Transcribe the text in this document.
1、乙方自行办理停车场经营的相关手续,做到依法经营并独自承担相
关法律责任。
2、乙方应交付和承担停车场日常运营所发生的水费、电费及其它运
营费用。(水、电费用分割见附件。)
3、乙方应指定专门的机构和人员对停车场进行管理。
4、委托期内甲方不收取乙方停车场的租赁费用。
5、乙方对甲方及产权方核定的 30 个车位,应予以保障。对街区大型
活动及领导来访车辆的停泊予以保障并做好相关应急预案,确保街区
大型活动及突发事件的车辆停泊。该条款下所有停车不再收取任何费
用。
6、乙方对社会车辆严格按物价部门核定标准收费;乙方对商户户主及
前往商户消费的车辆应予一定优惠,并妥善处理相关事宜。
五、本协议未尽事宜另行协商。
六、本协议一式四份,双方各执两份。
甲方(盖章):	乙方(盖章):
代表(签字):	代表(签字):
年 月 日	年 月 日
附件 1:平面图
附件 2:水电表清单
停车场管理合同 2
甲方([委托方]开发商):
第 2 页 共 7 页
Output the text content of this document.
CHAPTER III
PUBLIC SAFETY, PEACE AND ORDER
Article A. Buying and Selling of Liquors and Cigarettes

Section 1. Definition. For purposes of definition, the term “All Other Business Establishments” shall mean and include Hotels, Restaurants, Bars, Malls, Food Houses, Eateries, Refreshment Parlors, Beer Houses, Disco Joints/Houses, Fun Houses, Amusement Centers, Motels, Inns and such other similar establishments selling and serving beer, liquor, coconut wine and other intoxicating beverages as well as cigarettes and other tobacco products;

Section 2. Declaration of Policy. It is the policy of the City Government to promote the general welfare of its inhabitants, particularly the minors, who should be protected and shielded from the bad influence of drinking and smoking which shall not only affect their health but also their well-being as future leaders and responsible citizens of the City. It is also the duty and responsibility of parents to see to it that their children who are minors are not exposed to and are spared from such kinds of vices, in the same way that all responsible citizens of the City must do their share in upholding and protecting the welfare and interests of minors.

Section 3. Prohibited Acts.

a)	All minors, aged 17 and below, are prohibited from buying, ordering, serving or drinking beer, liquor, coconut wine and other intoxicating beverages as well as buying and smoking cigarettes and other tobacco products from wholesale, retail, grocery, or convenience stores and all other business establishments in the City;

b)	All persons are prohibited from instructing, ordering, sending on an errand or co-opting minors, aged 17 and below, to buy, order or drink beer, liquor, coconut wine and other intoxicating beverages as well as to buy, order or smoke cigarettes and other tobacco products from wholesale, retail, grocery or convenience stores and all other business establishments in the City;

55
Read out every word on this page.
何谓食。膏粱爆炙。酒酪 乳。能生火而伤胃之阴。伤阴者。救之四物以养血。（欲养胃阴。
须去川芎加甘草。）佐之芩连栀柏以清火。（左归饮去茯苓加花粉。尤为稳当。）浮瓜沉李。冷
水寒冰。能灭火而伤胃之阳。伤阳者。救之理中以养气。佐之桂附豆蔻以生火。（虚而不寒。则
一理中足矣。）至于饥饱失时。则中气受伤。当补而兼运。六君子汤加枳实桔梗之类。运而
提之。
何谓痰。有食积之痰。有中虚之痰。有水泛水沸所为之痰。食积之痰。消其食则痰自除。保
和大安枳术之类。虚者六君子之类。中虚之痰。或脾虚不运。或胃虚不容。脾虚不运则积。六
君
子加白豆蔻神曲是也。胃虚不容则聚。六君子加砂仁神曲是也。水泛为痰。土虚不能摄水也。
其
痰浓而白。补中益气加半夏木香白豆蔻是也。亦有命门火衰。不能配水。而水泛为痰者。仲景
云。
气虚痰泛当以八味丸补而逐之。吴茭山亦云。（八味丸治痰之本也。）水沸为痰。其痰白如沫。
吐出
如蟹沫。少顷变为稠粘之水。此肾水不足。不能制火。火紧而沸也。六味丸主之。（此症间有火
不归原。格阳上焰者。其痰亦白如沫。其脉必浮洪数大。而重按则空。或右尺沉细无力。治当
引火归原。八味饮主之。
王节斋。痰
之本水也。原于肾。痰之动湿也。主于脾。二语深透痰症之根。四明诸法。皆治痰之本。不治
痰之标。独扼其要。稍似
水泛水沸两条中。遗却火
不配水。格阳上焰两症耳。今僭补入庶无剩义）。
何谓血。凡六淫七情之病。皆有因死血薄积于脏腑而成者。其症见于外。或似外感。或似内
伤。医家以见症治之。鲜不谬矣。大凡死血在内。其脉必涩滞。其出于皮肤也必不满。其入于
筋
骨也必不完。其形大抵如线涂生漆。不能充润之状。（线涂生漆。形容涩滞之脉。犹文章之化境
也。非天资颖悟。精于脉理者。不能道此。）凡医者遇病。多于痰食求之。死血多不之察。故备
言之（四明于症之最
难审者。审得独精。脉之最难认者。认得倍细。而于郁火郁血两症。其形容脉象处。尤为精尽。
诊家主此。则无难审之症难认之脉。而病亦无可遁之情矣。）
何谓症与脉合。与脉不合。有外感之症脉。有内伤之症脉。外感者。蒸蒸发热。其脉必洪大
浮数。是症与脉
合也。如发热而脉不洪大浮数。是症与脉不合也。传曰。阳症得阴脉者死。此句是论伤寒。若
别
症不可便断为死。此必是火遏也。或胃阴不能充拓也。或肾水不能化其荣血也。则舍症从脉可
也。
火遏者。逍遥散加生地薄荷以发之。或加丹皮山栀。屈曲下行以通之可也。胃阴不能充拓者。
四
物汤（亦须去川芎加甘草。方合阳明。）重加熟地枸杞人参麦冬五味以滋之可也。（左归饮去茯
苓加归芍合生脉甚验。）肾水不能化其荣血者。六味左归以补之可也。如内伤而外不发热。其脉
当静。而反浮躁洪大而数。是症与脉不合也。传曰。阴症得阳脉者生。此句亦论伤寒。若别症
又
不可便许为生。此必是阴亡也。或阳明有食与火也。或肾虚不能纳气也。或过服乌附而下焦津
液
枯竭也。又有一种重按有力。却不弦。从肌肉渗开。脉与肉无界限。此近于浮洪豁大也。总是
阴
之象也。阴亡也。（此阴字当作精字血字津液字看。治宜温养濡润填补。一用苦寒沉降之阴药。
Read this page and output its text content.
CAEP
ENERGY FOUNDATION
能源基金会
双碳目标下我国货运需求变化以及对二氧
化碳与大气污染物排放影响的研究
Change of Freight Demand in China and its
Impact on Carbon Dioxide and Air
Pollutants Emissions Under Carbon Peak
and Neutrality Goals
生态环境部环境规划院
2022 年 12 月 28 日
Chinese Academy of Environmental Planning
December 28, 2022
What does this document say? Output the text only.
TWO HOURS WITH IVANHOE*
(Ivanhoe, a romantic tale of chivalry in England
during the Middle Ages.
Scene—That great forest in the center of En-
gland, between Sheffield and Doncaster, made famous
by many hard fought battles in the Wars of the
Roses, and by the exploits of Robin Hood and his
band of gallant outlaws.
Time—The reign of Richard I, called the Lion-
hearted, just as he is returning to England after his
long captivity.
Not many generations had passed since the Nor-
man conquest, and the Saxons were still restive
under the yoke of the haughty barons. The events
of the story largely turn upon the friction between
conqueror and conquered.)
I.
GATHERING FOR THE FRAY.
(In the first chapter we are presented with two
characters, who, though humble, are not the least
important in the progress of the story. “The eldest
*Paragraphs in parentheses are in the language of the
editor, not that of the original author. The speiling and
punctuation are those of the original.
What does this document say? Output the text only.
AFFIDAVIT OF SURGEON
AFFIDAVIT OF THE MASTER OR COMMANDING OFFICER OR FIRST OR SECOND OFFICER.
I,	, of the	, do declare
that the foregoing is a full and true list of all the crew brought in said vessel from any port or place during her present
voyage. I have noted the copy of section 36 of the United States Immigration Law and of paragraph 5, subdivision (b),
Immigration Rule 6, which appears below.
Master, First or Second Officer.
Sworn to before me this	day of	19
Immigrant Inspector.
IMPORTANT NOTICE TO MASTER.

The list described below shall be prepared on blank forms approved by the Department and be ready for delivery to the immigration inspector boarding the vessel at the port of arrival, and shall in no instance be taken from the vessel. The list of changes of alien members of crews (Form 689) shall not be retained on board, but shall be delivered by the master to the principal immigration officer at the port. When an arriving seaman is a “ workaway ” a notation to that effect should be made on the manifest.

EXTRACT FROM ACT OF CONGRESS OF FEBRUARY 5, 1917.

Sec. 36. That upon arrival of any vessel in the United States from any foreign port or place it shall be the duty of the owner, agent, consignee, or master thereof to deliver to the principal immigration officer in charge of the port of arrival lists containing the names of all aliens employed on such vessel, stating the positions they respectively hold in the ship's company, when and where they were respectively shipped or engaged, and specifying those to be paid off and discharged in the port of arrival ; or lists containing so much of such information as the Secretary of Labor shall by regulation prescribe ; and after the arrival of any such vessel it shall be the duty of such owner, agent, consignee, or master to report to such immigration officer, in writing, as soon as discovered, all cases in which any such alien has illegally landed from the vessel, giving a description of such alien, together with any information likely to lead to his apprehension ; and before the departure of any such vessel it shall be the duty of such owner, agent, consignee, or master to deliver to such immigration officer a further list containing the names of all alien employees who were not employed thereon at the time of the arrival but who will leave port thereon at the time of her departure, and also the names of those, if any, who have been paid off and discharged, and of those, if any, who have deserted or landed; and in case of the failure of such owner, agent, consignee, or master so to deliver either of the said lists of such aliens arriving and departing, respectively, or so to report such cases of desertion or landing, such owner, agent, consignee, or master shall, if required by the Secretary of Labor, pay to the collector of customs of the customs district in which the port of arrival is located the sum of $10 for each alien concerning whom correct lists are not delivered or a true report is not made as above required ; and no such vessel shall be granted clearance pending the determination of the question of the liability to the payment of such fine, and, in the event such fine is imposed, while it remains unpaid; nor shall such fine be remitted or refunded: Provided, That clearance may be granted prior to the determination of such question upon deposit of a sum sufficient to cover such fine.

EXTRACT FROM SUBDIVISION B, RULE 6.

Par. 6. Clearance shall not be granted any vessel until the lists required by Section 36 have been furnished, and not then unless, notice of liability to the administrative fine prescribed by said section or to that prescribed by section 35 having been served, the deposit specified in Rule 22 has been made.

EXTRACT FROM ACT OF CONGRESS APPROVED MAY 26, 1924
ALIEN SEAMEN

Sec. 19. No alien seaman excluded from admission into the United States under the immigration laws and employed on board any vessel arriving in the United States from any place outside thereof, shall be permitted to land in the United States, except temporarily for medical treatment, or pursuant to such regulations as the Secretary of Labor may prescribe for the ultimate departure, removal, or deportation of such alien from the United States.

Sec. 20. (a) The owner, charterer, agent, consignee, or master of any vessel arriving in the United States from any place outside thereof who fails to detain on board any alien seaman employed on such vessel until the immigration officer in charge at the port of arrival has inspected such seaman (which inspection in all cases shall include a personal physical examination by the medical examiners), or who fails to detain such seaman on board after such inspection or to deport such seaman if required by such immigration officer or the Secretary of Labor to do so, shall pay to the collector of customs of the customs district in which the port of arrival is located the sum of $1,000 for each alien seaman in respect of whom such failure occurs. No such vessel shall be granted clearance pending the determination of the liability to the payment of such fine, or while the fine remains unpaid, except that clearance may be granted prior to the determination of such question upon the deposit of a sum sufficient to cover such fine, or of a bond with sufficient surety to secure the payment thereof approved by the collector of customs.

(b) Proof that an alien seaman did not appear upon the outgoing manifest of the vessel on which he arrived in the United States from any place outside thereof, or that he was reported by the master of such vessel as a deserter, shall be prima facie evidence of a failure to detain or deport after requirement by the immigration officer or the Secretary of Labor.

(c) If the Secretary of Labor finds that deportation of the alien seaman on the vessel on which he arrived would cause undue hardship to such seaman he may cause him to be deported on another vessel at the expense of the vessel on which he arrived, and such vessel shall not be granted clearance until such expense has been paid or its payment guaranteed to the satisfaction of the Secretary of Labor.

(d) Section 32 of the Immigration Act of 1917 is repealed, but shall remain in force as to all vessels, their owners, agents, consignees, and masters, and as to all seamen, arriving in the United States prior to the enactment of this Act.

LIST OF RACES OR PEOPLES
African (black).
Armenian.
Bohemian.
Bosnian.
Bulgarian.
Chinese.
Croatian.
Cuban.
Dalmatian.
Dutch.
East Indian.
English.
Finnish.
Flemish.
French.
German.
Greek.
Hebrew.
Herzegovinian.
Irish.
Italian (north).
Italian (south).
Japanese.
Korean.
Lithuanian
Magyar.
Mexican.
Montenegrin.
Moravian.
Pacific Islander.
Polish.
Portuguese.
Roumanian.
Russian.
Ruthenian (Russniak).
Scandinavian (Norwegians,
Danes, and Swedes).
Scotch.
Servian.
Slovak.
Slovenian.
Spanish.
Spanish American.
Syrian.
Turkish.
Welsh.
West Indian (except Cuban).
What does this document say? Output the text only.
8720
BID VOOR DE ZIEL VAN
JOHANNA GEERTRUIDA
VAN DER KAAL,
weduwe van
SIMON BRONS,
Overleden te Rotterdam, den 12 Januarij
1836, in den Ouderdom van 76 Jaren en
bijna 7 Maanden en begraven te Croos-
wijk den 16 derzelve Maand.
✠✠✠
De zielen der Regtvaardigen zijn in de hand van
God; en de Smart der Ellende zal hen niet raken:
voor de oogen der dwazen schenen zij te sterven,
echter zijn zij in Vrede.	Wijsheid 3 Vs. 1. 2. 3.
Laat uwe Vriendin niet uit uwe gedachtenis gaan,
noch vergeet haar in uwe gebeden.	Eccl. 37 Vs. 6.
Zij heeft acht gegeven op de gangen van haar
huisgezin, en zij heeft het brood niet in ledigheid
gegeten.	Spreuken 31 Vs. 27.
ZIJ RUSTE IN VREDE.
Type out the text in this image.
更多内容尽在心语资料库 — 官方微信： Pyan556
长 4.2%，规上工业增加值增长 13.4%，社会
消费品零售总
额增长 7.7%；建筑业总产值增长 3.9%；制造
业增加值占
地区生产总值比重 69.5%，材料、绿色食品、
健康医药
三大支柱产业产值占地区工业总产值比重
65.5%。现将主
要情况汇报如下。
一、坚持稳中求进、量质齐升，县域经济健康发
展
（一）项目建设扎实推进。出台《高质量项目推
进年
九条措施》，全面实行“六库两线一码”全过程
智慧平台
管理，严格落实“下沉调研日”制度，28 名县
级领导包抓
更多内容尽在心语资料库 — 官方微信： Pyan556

···

» Exercise task:
Look through the listing above and count the lines where the string "beer" appears. Report the number only.

» Output for this task:
3